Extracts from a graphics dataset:
((
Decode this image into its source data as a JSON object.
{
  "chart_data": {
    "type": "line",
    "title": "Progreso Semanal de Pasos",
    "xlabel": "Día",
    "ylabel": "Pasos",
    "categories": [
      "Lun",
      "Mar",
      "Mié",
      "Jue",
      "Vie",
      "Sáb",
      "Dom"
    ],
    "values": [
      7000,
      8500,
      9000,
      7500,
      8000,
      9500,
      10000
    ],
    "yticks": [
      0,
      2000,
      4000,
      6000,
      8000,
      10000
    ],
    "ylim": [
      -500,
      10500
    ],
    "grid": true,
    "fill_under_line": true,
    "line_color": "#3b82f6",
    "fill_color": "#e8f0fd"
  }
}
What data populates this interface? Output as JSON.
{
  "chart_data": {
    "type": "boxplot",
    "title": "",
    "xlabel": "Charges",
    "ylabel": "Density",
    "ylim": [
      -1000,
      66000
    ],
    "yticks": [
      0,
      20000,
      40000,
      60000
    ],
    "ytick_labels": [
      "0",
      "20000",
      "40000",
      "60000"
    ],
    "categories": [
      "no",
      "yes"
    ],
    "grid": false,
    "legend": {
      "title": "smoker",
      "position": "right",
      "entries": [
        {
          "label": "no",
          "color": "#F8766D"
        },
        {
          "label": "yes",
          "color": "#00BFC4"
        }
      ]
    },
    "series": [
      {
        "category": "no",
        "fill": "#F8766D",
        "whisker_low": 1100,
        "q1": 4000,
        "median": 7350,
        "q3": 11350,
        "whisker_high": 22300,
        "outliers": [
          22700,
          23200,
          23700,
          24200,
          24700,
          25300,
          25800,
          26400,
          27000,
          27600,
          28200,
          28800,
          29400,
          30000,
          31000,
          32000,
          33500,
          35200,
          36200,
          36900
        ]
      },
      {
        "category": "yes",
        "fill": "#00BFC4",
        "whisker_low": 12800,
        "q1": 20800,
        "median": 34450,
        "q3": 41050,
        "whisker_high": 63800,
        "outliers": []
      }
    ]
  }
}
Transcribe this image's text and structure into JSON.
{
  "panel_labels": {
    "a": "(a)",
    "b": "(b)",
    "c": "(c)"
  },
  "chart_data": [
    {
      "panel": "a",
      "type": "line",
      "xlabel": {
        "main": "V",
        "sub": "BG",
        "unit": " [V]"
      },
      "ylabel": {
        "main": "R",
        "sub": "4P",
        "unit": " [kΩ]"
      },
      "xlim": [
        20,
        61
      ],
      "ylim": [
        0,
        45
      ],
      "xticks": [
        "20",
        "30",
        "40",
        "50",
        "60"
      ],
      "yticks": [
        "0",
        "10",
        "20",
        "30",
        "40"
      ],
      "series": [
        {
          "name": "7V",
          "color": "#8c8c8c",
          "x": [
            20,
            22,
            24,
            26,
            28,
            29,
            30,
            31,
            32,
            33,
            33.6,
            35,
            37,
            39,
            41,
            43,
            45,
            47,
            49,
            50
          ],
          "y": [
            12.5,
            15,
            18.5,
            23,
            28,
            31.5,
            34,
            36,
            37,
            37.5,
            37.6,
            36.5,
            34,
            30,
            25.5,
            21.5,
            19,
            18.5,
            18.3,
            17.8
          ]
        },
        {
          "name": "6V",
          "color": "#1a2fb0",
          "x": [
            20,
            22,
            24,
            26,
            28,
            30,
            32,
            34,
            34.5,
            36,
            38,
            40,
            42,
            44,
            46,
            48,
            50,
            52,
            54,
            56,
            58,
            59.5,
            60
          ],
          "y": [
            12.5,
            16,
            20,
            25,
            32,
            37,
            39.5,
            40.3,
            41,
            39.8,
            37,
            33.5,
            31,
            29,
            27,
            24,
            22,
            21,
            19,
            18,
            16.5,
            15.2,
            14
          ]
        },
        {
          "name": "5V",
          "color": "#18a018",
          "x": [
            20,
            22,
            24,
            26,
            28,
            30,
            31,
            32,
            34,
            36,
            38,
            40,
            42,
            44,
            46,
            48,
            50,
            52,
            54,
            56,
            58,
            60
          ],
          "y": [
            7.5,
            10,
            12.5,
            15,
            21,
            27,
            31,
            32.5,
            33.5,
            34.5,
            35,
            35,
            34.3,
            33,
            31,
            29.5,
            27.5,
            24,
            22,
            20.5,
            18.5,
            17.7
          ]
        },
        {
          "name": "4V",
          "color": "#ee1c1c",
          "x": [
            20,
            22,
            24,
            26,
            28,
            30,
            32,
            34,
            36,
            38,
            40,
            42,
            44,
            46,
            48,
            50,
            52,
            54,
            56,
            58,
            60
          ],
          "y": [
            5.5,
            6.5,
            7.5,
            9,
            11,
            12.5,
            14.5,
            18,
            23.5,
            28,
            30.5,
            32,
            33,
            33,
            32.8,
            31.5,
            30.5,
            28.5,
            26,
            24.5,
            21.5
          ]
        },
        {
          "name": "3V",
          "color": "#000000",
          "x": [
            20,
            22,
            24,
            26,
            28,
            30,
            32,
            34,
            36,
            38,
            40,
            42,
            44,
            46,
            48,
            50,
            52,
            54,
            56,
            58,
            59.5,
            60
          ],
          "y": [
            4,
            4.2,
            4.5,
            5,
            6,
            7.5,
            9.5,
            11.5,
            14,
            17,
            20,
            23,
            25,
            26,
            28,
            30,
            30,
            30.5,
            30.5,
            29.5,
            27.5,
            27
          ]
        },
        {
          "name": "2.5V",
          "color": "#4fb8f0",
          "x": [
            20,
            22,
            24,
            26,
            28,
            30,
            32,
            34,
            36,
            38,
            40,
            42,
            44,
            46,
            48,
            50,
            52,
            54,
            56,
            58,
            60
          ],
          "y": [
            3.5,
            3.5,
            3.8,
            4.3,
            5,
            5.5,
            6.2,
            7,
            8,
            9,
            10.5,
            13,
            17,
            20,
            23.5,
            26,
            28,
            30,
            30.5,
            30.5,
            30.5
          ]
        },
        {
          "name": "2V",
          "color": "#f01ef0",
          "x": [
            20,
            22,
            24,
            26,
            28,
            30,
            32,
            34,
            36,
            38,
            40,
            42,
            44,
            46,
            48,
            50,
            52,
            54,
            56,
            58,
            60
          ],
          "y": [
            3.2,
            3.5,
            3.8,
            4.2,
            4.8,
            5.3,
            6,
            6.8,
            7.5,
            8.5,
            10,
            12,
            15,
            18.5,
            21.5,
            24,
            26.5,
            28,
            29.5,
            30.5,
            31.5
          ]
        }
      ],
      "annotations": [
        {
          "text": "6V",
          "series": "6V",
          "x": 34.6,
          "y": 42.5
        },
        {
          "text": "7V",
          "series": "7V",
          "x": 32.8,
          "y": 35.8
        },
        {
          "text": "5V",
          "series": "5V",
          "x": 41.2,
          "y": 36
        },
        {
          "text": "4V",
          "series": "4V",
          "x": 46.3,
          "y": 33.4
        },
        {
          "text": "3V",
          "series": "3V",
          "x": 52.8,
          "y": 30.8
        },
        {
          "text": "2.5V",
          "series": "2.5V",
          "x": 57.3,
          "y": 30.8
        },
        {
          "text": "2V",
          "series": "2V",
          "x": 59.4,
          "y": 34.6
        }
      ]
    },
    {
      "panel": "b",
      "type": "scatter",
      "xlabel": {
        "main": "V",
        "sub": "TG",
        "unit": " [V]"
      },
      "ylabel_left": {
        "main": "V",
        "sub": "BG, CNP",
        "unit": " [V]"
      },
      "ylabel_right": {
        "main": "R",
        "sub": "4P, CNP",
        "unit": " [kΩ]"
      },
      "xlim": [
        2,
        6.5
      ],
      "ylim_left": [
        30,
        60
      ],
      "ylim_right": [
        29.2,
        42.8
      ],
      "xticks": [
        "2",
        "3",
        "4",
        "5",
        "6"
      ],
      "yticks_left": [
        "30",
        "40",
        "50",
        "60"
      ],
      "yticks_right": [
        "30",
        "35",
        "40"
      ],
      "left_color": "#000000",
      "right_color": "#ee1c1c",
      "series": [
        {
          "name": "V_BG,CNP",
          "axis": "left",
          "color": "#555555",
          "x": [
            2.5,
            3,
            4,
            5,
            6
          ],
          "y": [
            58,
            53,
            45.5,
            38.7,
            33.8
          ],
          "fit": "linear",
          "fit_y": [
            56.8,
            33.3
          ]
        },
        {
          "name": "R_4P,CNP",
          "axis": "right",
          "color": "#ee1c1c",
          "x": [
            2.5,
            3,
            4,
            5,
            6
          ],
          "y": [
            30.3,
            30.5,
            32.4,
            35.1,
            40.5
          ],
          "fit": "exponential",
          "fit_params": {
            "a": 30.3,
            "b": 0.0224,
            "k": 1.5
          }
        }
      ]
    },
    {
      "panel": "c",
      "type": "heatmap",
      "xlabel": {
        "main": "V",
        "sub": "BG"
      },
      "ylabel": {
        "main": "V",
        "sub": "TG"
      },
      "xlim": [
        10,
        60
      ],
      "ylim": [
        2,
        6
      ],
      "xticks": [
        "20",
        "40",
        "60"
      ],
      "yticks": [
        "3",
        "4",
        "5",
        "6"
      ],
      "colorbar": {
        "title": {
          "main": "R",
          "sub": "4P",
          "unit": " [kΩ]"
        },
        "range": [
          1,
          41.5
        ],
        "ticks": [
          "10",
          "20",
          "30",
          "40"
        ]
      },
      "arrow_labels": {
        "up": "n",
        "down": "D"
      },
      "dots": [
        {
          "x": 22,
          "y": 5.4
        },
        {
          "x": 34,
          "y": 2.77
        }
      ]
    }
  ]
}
))
» **EXERCISE GOAL**
Look through the entries above for the word "image". Copy every line where it shows up.

» **SOLVED PROBLEM**
Decode this image into its source data as a JSON object.
Transcribe this image's text and structure into JSON.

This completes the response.